• _Exercise directions_
Work through the data line by line, gathering every line that has the word "screenshot".
── Records provided
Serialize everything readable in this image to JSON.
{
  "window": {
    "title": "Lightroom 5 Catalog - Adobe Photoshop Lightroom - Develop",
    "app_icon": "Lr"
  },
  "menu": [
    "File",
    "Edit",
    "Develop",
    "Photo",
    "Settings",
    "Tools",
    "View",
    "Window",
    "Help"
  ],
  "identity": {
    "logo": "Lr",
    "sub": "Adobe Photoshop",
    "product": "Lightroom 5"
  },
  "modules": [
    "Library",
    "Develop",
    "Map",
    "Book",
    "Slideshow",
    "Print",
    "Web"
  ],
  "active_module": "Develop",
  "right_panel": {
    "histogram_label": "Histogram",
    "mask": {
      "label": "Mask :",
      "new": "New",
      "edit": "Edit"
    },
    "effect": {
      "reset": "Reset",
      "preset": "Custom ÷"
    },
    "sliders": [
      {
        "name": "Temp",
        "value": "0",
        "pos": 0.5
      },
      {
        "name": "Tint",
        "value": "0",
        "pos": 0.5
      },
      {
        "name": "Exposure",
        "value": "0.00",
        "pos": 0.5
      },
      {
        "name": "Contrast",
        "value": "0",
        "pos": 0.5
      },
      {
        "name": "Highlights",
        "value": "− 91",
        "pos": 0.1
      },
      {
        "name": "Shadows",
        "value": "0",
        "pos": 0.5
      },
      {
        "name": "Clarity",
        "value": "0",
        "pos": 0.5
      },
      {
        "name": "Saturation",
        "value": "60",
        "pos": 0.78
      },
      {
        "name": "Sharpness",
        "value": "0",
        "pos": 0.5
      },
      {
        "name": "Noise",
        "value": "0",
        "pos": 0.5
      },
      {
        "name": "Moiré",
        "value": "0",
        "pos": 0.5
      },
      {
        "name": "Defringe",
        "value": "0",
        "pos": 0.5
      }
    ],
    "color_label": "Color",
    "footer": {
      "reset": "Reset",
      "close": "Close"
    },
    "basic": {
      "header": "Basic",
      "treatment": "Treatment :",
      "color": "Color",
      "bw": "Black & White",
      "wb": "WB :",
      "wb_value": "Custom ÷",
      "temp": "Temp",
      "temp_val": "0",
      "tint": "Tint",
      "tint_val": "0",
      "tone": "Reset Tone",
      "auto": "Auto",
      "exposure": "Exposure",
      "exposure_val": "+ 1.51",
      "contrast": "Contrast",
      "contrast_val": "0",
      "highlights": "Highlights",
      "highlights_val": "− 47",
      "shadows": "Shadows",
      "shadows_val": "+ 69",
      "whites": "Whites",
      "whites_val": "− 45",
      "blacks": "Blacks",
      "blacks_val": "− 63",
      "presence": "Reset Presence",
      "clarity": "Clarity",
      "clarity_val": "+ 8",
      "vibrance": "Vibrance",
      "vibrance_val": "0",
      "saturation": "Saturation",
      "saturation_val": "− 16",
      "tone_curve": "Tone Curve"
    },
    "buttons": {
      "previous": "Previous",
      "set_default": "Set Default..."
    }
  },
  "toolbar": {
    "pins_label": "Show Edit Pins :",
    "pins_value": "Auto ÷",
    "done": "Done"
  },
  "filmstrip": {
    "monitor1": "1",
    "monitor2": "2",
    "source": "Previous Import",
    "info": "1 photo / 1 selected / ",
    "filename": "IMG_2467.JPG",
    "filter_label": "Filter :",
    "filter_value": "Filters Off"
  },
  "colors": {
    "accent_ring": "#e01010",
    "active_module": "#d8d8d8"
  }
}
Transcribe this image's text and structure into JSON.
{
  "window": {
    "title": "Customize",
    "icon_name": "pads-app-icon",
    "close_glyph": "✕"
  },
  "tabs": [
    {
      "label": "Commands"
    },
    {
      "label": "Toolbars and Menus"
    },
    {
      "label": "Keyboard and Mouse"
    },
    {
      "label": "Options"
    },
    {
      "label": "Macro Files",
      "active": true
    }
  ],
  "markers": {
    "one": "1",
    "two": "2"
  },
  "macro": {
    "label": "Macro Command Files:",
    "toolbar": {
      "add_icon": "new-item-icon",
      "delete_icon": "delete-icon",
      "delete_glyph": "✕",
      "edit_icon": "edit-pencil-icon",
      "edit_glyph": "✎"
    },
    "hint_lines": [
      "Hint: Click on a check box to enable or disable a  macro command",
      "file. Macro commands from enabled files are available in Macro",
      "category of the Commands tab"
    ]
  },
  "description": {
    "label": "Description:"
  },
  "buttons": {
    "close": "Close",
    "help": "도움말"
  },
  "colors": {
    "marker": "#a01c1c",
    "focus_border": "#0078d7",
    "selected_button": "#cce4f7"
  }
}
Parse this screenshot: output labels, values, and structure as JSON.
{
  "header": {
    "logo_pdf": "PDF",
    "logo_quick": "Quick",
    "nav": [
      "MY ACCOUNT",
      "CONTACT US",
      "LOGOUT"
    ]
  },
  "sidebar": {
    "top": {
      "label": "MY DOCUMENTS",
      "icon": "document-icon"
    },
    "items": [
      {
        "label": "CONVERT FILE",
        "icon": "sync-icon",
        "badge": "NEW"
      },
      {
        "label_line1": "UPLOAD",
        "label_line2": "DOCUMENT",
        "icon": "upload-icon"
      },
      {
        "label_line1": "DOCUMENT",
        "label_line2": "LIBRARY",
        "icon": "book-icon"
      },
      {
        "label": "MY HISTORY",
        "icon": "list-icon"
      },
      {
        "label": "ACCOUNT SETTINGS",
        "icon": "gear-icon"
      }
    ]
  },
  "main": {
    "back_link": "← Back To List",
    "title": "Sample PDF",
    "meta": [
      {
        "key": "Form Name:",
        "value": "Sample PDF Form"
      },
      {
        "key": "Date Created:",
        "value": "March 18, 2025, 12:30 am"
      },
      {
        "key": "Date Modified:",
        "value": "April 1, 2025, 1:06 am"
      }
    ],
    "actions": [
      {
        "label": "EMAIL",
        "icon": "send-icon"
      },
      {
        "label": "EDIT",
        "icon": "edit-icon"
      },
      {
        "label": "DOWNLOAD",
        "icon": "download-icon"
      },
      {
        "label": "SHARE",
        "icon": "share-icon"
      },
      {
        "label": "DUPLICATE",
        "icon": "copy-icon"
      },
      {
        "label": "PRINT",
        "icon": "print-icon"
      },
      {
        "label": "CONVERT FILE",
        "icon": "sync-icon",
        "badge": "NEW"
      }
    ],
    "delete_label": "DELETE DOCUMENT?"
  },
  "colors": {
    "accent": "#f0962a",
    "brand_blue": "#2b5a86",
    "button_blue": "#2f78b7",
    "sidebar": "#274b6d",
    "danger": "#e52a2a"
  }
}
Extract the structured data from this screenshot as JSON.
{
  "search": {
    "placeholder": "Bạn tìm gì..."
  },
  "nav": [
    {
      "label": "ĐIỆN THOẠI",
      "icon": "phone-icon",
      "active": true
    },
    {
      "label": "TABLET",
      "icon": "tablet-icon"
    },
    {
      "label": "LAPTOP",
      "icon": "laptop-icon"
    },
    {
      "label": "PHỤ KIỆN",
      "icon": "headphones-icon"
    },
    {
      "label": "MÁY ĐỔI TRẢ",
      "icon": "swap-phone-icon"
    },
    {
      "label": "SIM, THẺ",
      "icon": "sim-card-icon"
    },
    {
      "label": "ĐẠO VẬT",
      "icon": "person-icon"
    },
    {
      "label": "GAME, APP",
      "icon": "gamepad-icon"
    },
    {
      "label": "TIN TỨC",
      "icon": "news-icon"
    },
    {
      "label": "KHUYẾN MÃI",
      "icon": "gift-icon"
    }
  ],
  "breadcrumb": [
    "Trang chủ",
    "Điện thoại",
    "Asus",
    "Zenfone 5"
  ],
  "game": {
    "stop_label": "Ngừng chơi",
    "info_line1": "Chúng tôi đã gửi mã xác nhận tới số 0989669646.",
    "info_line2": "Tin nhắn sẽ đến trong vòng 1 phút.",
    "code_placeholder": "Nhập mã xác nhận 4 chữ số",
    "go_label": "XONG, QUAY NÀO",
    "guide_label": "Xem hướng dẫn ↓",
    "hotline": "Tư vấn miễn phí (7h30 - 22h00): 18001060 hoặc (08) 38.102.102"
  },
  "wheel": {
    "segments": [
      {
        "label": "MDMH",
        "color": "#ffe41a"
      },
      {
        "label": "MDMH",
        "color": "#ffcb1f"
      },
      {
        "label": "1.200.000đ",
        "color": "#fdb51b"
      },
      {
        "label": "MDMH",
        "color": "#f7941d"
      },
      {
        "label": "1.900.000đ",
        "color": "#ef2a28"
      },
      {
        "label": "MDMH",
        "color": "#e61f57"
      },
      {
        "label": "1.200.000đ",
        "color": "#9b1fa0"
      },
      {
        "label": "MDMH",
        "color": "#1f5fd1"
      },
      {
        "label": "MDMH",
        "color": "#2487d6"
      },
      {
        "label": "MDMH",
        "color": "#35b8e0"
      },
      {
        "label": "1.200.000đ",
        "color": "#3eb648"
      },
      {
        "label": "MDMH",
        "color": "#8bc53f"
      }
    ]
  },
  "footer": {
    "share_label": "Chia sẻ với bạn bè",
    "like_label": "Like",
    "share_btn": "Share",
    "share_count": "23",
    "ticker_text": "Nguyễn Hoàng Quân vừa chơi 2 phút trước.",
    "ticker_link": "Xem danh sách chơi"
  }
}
────
• _Exercise response_
Parse this screenshot: output labels, values, and structure as JSON.
Extract the structured data from this screenshot as JSON.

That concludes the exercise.